■ **Stated goal**
Find the lines that hold the word "Khorus" and return them.

■ **Record set**
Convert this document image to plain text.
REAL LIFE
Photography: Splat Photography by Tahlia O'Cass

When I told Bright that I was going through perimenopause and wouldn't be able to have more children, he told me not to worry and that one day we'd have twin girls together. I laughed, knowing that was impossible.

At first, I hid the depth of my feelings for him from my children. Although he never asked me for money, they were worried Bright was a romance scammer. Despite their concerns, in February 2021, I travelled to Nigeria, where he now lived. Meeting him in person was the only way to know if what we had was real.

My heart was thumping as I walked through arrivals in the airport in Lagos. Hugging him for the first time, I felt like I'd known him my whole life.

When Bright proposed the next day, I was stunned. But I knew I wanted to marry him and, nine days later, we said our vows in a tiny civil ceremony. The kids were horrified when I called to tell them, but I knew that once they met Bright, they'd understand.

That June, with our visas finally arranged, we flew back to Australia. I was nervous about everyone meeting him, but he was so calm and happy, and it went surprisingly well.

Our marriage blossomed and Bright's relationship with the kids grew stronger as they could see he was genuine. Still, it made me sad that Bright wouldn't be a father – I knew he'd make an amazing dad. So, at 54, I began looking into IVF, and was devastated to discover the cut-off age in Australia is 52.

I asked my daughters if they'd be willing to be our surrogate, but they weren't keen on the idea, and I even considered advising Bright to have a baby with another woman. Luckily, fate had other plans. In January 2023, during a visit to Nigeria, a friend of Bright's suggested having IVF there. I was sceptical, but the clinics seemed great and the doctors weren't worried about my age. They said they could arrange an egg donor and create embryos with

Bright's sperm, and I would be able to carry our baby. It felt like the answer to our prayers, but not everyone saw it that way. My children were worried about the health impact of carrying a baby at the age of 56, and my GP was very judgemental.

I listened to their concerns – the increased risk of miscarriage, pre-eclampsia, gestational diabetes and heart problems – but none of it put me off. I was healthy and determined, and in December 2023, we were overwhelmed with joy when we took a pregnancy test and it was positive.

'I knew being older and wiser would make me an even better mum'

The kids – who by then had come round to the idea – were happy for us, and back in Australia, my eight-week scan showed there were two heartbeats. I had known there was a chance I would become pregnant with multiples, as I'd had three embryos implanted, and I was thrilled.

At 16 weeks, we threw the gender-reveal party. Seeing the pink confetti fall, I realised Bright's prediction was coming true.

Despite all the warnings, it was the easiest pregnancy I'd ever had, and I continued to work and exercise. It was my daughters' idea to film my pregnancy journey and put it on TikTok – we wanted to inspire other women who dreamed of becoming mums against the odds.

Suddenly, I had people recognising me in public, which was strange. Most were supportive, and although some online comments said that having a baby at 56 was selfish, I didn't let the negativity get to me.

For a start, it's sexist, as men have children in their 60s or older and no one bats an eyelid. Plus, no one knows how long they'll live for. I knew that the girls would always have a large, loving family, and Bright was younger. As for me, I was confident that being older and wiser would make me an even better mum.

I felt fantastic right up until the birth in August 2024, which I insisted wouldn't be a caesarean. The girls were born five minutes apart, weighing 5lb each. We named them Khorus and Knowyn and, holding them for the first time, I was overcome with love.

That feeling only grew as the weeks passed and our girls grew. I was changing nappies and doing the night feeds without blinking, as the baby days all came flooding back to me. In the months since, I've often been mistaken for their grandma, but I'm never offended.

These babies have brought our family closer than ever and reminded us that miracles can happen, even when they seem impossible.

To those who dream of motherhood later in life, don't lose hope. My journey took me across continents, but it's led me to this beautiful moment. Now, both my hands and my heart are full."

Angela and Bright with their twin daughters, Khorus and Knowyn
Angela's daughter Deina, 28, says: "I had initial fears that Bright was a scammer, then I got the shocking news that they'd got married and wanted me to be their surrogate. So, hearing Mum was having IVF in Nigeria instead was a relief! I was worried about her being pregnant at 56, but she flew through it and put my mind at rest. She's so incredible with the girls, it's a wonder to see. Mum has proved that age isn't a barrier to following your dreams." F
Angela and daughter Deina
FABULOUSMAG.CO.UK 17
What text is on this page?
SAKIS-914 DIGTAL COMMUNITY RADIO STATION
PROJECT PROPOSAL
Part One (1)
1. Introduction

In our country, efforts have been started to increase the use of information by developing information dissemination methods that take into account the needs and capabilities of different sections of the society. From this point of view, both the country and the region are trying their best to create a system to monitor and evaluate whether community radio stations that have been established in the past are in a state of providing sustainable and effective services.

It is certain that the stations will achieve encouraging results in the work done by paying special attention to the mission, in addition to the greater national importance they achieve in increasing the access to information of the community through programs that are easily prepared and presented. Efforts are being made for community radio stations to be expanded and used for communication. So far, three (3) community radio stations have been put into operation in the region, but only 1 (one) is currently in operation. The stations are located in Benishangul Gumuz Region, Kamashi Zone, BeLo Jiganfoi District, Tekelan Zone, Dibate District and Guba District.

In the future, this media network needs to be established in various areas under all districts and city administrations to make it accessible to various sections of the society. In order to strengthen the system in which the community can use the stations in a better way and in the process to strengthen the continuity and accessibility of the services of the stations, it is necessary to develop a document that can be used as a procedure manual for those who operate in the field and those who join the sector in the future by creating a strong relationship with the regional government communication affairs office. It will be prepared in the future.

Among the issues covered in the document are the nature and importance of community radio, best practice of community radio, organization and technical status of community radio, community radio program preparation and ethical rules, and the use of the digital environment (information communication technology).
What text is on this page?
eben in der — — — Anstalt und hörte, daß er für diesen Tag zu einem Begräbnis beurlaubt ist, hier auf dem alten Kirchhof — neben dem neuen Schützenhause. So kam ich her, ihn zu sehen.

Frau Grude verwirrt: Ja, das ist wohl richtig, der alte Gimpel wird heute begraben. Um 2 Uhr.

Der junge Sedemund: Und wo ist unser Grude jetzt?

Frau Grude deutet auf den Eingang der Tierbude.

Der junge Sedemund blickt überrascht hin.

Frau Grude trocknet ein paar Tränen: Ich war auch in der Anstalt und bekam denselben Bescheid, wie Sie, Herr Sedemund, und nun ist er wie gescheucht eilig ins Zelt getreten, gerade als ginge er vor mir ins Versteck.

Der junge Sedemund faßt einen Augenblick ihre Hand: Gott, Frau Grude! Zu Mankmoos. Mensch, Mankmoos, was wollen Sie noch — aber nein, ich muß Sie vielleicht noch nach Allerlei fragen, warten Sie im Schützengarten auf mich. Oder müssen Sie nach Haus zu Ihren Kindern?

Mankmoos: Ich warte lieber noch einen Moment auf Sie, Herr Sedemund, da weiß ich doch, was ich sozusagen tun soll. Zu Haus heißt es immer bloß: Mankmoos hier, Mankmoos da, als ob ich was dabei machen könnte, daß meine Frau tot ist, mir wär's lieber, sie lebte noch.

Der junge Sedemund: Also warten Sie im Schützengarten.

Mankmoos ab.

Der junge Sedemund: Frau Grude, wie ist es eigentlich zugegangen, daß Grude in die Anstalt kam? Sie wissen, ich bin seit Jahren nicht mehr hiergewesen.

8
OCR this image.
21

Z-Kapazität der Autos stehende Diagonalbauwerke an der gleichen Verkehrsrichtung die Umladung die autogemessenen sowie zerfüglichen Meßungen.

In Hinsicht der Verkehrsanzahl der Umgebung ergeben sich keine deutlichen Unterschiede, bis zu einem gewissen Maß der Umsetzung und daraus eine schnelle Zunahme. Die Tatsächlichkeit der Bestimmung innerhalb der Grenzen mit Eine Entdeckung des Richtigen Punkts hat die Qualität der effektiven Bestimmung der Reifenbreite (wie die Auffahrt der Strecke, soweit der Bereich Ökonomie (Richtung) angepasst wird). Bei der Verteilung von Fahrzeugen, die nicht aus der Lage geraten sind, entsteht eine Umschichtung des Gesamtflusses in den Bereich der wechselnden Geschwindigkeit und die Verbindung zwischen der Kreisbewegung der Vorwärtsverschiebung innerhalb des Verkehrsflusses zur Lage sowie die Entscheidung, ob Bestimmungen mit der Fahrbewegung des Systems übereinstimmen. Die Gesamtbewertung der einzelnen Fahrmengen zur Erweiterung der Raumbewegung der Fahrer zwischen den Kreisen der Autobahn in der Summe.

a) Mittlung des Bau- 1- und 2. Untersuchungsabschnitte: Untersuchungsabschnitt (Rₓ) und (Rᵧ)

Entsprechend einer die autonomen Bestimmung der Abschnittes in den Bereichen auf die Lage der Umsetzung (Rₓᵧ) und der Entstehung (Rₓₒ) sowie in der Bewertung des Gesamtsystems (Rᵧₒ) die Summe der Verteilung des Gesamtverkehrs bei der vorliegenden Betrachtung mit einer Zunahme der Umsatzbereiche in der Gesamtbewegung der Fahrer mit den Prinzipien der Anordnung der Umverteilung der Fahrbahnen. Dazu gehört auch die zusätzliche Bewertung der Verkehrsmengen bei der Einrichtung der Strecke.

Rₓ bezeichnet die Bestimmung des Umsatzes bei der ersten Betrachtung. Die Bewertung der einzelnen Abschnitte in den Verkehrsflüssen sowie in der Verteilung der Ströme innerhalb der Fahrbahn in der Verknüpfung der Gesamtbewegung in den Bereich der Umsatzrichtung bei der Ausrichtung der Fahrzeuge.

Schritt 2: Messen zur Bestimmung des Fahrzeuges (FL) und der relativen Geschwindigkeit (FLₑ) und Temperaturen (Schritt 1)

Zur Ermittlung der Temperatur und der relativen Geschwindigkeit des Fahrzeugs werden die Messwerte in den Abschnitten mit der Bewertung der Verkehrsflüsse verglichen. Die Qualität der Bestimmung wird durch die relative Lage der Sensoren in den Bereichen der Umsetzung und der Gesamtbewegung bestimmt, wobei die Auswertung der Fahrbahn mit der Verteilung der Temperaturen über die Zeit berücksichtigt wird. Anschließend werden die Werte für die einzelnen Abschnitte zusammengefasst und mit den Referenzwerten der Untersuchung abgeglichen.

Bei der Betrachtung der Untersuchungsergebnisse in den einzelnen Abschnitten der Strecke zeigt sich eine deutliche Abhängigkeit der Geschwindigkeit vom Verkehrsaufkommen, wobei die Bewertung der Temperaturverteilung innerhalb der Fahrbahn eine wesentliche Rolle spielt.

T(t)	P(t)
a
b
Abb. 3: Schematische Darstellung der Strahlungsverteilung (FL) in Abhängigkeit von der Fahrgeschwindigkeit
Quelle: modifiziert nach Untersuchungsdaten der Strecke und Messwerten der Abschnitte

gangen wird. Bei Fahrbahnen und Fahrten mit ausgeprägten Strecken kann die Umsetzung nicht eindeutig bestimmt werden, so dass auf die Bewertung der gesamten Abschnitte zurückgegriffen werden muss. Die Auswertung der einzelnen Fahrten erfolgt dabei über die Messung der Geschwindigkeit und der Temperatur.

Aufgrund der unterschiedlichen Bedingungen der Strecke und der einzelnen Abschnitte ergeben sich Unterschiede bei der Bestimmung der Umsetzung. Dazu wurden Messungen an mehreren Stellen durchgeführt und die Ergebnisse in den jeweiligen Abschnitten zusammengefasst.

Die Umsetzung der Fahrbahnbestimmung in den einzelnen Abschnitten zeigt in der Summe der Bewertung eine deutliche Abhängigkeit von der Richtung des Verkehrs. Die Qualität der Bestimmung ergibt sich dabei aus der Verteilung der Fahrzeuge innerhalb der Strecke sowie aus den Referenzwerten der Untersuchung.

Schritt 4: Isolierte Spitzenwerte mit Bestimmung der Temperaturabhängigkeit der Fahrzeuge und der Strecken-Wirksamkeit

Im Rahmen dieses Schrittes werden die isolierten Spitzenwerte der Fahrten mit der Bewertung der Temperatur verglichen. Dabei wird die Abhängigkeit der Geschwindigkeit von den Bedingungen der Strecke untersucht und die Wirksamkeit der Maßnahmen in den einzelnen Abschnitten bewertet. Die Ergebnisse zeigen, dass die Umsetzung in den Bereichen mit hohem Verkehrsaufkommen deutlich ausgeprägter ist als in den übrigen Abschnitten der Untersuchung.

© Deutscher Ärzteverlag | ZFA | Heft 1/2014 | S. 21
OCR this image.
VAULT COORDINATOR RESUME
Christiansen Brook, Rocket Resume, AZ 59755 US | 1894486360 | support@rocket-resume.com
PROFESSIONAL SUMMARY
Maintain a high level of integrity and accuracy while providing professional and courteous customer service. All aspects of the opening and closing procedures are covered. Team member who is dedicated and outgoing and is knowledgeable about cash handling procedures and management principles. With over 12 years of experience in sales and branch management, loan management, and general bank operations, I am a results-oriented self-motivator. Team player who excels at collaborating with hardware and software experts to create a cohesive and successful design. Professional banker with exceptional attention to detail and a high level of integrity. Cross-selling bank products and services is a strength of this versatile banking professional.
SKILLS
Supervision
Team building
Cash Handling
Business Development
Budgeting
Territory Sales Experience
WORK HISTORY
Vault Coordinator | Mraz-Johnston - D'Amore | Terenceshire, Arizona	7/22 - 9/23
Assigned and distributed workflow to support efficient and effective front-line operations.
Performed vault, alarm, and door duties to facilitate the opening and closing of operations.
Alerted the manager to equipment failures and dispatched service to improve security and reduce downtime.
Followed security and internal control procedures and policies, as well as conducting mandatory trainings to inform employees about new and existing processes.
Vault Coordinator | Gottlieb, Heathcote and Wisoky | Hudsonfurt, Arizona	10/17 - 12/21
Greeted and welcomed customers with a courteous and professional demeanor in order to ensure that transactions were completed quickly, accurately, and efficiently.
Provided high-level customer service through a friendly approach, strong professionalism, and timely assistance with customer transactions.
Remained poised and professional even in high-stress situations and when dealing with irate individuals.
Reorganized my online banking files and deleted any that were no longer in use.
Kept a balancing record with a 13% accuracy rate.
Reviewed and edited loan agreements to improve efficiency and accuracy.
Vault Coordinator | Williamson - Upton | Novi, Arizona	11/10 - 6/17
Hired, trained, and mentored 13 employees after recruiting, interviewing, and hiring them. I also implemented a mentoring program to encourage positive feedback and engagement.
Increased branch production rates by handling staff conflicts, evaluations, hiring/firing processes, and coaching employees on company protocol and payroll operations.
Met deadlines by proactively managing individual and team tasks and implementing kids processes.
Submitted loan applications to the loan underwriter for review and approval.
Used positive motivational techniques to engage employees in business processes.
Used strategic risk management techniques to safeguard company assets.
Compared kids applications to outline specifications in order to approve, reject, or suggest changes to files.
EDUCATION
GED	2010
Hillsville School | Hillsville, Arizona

■ **Problem solution**
I felt fantastic right up until the birth in August 2024, which I insisted wouldn't be a caesarean. The girls were born five minutes apart, weighing 5lb each. We named them Khorus and Knowyn and, holding them for the first time, I was overcome with love.
Angela and Bright with their twin daughters, Khorus and Knowyn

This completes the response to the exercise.